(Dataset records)

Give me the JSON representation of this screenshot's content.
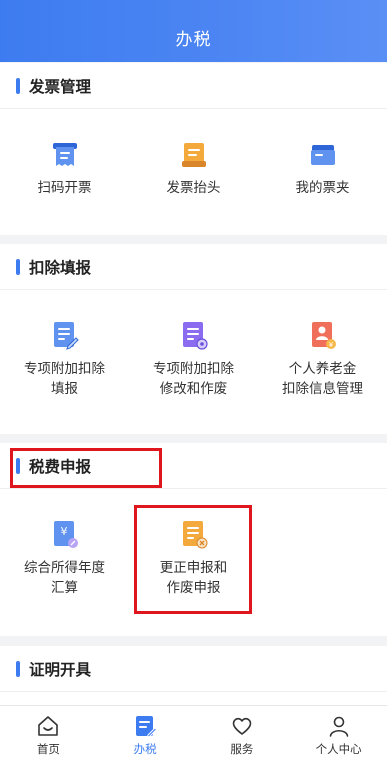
{
  "header": {
    "title": "办税"
  },
  "sections": {
    "invoice": {
      "title": "发票管理",
      "items": [
        {
          "label1": "扫码开票",
          "icon": "scan-invoice-icon"
        },
        {
          "label1": "发票抬头",
          "icon": "invoice-header-icon"
        },
        {
          "label1": "我的票夹",
          "icon": "ticket-folder-icon"
        }
      ]
    },
    "deduction": {
      "title": "扣除填报",
      "items": [
        {
          "label1": "专项附加扣除",
          "label2": "填报",
          "icon": "edit-doc-icon"
        },
        {
          "label1": "专项附加扣除",
          "label2": "修改和作废",
          "icon": "settings-doc-icon"
        },
        {
          "label1": "个人养老金",
          "label2": "扣除信息管理",
          "icon": "pension-icon"
        }
      ]
    },
    "tax": {
      "title": "税费申报",
      "items": [
        {
          "label1": "综合所得年度",
          "label2": "汇算",
          "icon": "yuan-doc-icon"
        },
        {
          "label1": "更正申报和",
          "label2": "作废申报",
          "icon": "correct-doc-icon"
        }
      ]
    },
    "certificate": {
      "title": "证明开具"
    }
  },
  "tabbar": [
    {
      "label": "首页",
      "icon": "home-icon"
    },
    {
      "label": "办税",
      "icon": "tax-icon"
    },
    {
      "label": "服务",
      "icon": "service-icon"
    },
    {
      "label": "个人中心",
      "icon": "profile-icon"
    }
  ],
  "colors": {
    "accent": "#3d7cf0",
    "highlight": "#e0161f"
  }
}
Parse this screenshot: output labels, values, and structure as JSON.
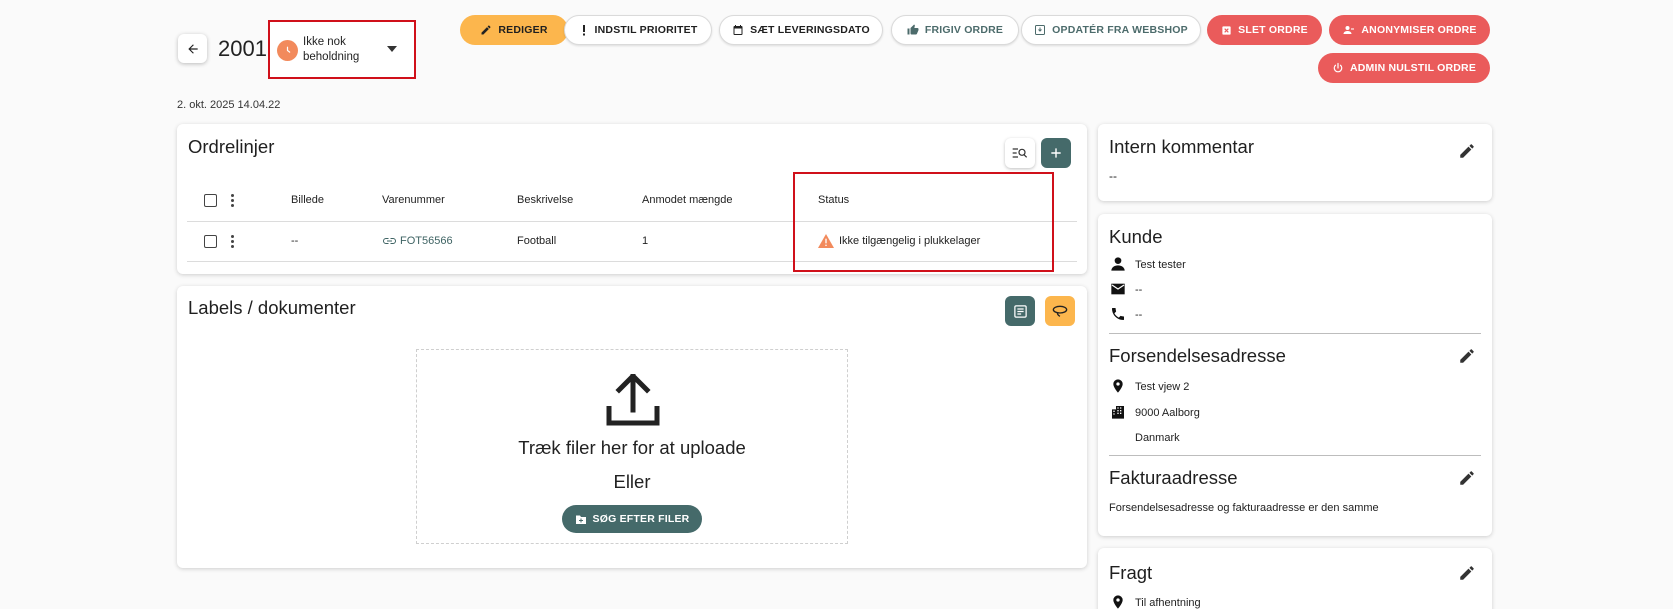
{
  "header": {
    "order_number": "2001",
    "status_label": "Ikke nok beholdning",
    "created": "2. okt. 2025 14.04.22"
  },
  "actions": {
    "edit": "REDIGER",
    "set_priority": "INDSTIL PRIORITET",
    "set_delivery_date": "SÆT LEVERINGSDATO",
    "release_order": "FRIGIV ORDRE",
    "update_from_webshop": "OPDATÉR FRA WEBSHOP",
    "delete_order": "SLET ORDRE",
    "anonymize_order": "ANONYMISER ORDRE",
    "admin_reset_order": "ADMIN NULSTIL ORDRE"
  },
  "order_lines": {
    "title": "Ordrelinjer",
    "columns": [
      "Billede",
      "Varenummer",
      "Beskrivelse",
      "Anmodet mængde",
      "Status"
    ],
    "rows": [
      {
        "image": "--",
        "sku": "FOT56566",
        "description": "Football",
        "quantity": "1",
        "status": "Ikke tilgængelig i plukkelager"
      }
    ]
  },
  "labels": {
    "title": "Labels / dokumenter",
    "drop_text": "Træk filer her for at uploade",
    "or_text": "Eller",
    "browse_button": "SØG EFTER FILER"
  },
  "internal_comment": {
    "title": "Intern kommentar",
    "value": "--"
  },
  "customer": {
    "title": "Kunde",
    "name": "Test tester",
    "email": "--",
    "phone": "--"
  },
  "shipping_address": {
    "title": "Forsendelsesadresse",
    "street": "Test vjew 2",
    "city": "9000 Aalborg",
    "country": "Danmark"
  },
  "billing_address": {
    "title": "Fakturaadresse",
    "note": "Forsendelsesadresse og fakturaadresse er den samme"
  },
  "freight": {
    "title": "Fragt",
    "method": "Til afhentning"
  },
  "colors": {
    "teal": "#456a6a",
    "yellow": "#fcb64d",
    "red": "#ea5b5b",
    "status_orange": "#f28a5c",
    "highlight_red": "#d0101a"
  },
  "icons": [
    "arrow-left-icon",
    "clock-icon",
    "caret-down-icon",
    "pencil-icon",
    "exclamation-icon",
    "calendar-icon",
    "thumb-up-icon",
    "download-box-icon",
    "delete-box-icon",
    "person-remove-icon",
    "power-icon",
    "list-search-icon",
    "plus-icon",
    "link-icon",
    "warning-icon",
    "document-add-icon",
    "lasso-icon",
    "upload-icon",
    "folder-plus-icon",
    "person-icon",
    "mail-icon",
    "phone-icon",
    "location-pin-icon",
    "buildings-icon"
  ]
}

_Instructions to follow_:
All of the data above should be transcribed verbatim, with pictures omitted.

_Full response_:
Give me the JSON representation of this screenshot's content.
{
  "header": {
    "title": "办税"
  },
  "sections": {
    "invoice": {
      "title": "发票管理",
      "items": [
        {
          "label1": "扫码开票",
          "icon": "scan-invoice-icon"
        },
        {
          "label1": "发票抬头",
          "icon": "invoice-header-icon"
        },
        {
          "label1": "我的票夹",
          "icon": "ticket-folder-icon"
        }
      ]
    },
    "deduction": {
      "title": "扣除填报",
      "items": [
        {
          "label1": "专项附加扣除",
          "label2": "填报",
          "icon": "edit-doc-icon"
        },
        {
          "label1": "专项附加扣除",
          "label2": "修改和作废",
          "icon": "settings-doc-icon"
        },
        {
          "label1": "个人养老金",
          "label2": "扣除信息管理",
          "icon": "pension-icon"
        }
      ]
    },
    "tax": {
      "title": "税费申报",
      "items": [
        {
          "label1": "综合所得年度",
          "label2": "汇算",
          "icon": "yuan-doc-icon"
        },
        {
          "label1": "更正申报和",
          "label2": "作废申报",
          "icon": "correct-doc-icon"
        }
      ]
    },
    "certificate": {
      "title": "证明开具"
    }
  },
  "tabbar": [
    {
      "label": "首页",
      "icon": "home-icon"
    },
    {
      "label": "办税",
      "icon": "tax-icon"
    },
    {
      "label": "服务",
      "icon": "service-icon"
    },
    {
      "label": "个人中心",
      "icon": "profile-icon"
    }
  ],
  "colors": {
    "accent": "#3d7cf0",
    "highlight": "#e0161f"
  }
}
Parse this screenshot: output labels, values, and structure as JSON.
{
  "header": {
    "order_number": "2001",
    "status_label": "Ikke nok beholdning",
    "created": "2. okt. 2025 14.04.22"
  },
  "actions": {
    "edit": "REDIGER",
    "set_priority": "INDSTIL PRIORITET",
    "set_delivery_date": "SÆT LEVERINGSDATO",
    "release_order": "FRIGIV ORDRE",
    "update_from_webshop": "OPDATÉR FRA WEBSHOP",
    "delete_order": "SLET ORDRE",
    "anonymize_order": "ANONYMISER ORDRE",
    "admin_reset_order": "ADMIN NULSTIL ORDRE"
  },
  "order_lines": {
    "title": "Ordrelinjer",
    "columns": [
      "Billede",
      "Varenummer",
      "Beskrivelse",
      "Anmodet mængde",
      "Status"
    ],
    "rows": [
      {
        "image": "--",
        "sku": "FOT56566",
        "description": "Football",
        "quantity": "1",
        "status": "Ikke tilgængelig i plukkelager"
      }
    ]
  },
  "labels": {
    "title": "Labels / dokumenter",
    "drop_text": "Træk filer her for at uploade",
    "or_text": "Eller",
    "browse_button": "SØG EFTER FILER"
  },
  "internal_comment": {
    "title": "Intern kommentar",
    "value": "--"
  },
  "customer": {
    "title": "Kunde",
    "name": "Test tester",
    "email": "--",
    "phone": "--"
  },
  "shipping_address": {
    "title": "Forsendelsesadresse",
    "street": "Test vjew 2",
    "city": "9000 Aalborg",
    "country": "Danmark"
  },
  "billing_address": {
    "title": "Fakturaadresse",
    "note": "Forsendelsesadresse og fakturaadresse er den samme"
  },
  "freight": {
    "title": "Fragt",
    "method": "Til afhentning"
  },
  "colors": {
    "teal": "#456a6a",
    "yellow": "#fcb64d",
    "red": "#ea5b5b",
    "status_orange": "#f28a5c",
    "highlight_red": "#d0101a"
  },
  "icons": [
    "arrow-left-icon",
    "clock-icon",
    "caret-down-icon",
    "pencil-icon",
    "exclamation-icon",
    "calendar-icon",
    "thumb-up-icon",
    "download-box-icon",
    "delete-box-icon",
    "person-remove-icon",
    "power-icon",
    "list-search-icon",
    "plus-icon",
    "link-icon",
    "warning-icon",
    "document-add-icon",
    "lasso-icon",
    "upload-icon",
    "folder-plus-icon",
    "person-icon",
    "mail-icon",
    "phone-icon",
    "location-pin-icon",
    "buildings-icon"
  ]
}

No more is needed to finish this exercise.